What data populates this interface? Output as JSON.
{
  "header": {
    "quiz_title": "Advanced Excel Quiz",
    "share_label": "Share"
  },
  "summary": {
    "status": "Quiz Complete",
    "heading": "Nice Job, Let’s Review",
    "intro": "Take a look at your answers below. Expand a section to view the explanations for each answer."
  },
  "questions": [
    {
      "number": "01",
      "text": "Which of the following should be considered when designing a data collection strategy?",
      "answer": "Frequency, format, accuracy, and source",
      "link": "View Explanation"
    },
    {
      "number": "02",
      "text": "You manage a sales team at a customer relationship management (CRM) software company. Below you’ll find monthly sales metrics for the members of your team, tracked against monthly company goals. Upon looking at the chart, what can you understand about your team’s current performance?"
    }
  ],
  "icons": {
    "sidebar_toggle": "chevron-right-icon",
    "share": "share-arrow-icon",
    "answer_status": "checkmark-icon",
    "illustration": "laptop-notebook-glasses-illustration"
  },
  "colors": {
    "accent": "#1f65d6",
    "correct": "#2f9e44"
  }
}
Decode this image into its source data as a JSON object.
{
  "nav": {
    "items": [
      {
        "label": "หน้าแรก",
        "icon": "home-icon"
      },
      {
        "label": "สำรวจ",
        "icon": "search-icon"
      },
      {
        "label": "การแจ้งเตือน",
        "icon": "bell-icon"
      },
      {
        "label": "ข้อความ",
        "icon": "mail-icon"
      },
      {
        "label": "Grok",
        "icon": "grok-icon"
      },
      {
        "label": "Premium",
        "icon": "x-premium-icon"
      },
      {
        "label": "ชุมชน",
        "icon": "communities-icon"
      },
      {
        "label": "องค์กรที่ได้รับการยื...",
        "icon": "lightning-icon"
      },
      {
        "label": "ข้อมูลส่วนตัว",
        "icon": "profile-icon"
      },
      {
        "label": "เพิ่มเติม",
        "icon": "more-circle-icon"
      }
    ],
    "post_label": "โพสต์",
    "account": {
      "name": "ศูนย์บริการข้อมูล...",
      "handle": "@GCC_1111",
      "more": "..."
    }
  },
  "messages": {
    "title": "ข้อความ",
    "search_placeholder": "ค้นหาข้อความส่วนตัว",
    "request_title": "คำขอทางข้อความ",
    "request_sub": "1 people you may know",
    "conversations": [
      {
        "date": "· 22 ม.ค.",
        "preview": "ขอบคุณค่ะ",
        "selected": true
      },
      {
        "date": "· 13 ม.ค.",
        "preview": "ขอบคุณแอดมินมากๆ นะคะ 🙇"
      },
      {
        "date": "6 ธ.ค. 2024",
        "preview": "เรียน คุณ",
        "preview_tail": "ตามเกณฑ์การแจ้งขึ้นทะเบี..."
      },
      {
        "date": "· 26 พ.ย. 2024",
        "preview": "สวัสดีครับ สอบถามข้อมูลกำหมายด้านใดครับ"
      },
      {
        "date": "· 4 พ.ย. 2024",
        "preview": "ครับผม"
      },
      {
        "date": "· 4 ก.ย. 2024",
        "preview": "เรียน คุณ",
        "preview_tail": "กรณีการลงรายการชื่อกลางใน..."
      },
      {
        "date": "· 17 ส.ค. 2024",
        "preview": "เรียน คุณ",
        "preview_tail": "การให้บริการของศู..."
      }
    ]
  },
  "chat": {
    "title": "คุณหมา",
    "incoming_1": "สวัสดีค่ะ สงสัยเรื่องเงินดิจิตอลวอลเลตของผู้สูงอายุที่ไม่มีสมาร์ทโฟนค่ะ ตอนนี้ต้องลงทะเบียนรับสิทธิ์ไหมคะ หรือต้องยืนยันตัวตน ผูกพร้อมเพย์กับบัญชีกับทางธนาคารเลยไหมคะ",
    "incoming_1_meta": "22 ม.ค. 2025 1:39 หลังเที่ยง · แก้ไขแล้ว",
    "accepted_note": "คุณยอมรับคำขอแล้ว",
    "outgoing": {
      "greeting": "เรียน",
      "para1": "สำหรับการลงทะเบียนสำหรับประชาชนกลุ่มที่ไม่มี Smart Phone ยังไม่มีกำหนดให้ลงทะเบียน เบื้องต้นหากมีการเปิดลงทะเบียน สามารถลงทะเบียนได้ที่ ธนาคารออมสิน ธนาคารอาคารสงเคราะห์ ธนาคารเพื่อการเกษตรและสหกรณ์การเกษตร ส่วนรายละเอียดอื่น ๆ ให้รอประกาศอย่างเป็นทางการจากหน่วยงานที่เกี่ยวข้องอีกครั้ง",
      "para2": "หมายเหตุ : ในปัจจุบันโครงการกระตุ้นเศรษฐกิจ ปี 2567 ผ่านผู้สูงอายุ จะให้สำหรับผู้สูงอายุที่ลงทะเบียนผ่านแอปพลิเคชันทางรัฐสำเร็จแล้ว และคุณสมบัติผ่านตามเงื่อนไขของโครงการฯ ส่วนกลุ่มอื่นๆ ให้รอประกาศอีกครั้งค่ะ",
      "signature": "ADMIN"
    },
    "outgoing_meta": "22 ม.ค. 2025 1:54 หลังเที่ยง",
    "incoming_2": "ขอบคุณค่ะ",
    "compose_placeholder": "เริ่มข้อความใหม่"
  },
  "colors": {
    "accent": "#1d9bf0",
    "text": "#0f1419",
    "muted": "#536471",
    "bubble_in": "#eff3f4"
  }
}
******
■ **Exercise**: Spot every line that holds "Quiz" and copy it.

■ **Response**:
    "quiz_title": "Advanced Excel Quiz",
    "status": "Quiz Complete",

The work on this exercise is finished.